What is being asked: Pictures are not part of the copy; repeat everything else in the records exactly.
-------- Records shown --------
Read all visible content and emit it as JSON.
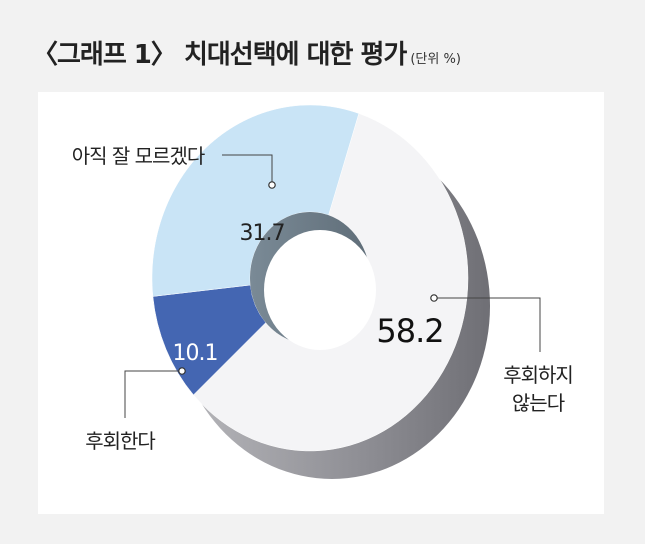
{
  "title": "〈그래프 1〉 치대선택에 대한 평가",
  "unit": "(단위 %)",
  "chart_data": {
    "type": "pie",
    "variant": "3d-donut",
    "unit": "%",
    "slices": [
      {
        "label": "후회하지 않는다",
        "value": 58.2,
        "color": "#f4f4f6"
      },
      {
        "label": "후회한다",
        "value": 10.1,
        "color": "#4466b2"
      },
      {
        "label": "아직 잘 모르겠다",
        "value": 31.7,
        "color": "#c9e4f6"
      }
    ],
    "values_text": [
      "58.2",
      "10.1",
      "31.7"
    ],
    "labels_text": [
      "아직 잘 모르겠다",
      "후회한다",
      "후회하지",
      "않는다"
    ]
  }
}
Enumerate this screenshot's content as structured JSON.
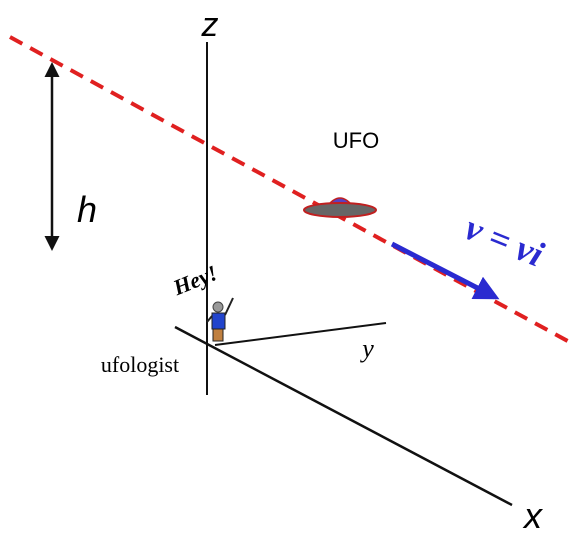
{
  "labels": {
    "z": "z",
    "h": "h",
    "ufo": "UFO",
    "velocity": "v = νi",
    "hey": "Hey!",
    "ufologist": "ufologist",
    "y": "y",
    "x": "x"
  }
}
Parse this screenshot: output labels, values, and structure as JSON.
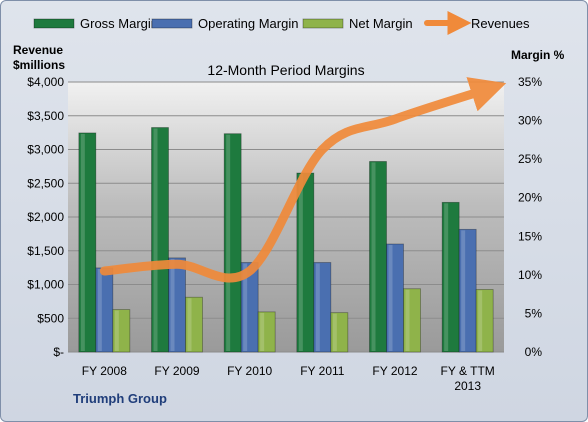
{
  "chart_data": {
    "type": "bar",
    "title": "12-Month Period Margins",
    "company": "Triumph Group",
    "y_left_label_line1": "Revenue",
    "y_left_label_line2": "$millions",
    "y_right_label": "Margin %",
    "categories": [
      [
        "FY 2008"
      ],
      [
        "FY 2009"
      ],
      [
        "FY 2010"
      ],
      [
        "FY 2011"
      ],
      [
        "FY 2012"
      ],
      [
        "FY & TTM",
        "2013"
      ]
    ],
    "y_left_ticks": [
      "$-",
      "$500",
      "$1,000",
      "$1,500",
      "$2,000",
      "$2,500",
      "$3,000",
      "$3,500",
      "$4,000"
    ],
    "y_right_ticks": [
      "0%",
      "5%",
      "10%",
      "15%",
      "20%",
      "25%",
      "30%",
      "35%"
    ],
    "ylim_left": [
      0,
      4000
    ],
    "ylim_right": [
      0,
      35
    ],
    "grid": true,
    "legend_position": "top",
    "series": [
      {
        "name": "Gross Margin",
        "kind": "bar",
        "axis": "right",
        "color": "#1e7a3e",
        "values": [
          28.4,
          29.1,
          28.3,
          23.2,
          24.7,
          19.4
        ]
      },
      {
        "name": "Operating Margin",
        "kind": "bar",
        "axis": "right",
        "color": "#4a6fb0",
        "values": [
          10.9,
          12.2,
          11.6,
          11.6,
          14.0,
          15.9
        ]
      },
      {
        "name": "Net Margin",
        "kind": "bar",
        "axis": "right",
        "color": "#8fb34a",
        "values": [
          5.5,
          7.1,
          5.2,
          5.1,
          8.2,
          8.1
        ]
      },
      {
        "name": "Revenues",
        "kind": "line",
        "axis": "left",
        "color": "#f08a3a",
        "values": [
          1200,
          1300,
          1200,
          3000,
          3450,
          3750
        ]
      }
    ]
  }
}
--------
Written solution:
Read all visible content and emit it as JSON.
{
  "title": "〈그래프 1〉 치대선택에 대한 평가",
  "unit": "(단위 %)",
  "chart_data": {
    "type": "pie",
    "variant": "3d-donut",
    "unit": "%",
    "slices": [
      {
        "label": "후회하지 않는다",
        "value": 58.2,
        "color": "#f4f4f6"
      },
      {
        "label": "후회한다",
        "value": 10.1,
        "color": "#4466b2"
      },
      {
        "label": "아직 잘 모르겠다",
        "value": 31.7,
        "color": "#c9e4f6"
      }
    ],
    "values_text": [
      "58.2",
      "10.1",
      "31.7"
    ],
    "labels_text": [
      "아직 잘 모르겠다",
      "후회한다",
      "후회하지",
      "않는다"
    ]
  }
}
Enumerate this screenshot's content as structured JSON.
{
  "labels": {
    "z": "z",
    "h": "h",
    "ufo": "UFO",
    "velocity": "v = νi",
    "hey": "Hey!",
    "ufologist": "ufologist",
    "y": "y",
    "x": "x"
  }
}
Parse this screenshot: output labels, values, and structure as JSON.
{
  "chart_data": {
    "type": "bar",
    "title": "12-Month Period Margins",
    "company": "Triumph Group",
    "y_left_label_line1": "Revenue",
    "y_left_label_line2": "$millions",
    "y_right_label": "Margin %",
    "categories": [
      [
        "FY 2008"
      ],
      [
        "FY 2009"
      ],
      [
        "FY 2010"
      ],
      [
        "FY 2011"
      ],
      [
        "FY 2012"
      ],
      [
        "FY & TTM",
        "2013"
      ]
    ],
    "y_left_ticks": [
      "$-",
      "$500",
      "$1,000",
      "$1,500",
      "$2,000",
      "$2,500",
      "$3,000",
      "$3,500",
      "$4,000"
    ],
    "y_right_ticks": [
      "0%",
      "5%",
      "10%",
      "15%",
      "20%",
      "25%",
      "30%",
      "35%"
    ],
    "ylim_left": [
      0,
      4000
    ],
    "ylim_right": [
      0,
      35
    ],
    "grid": true,
    "legend_position": "top",
    "series": [
      {
        "name": "Gross Margin",
        "kind": "bar",
        "axis": "right",
        "color": "#1e7a3e",
        "values": [
          28.4,
          29.1,
          28.3,
          23.2,
          24.7,
          19.4
        ]
      },
      {
        "name": "Operating Margin",
        "kind": "bar",
        "axis": "right",
        "color": "#4a6fb0",
        "values": [
          10.9,
          12.2,
          11.6,
          11.6,
          14.0,
          15.9
        ]
      },
      {
        "name": "Net Margin",
        "kind": "bar",
        "axis": "right",
        "color": "#8fb34a",
        "values": [
          5.5,
          7.1,
          5.2,
          5.1,
          8.2,
          8.1
        ]
      },
      {
        "name": "Revenues",
        "kind": "line",
        "axis": "left",
        "color": "#f08a3a",
        "values": [
          1200,
          1300,
          1200,
          3000,
          3450,
          3750
        ]
      }
    ]
  }
}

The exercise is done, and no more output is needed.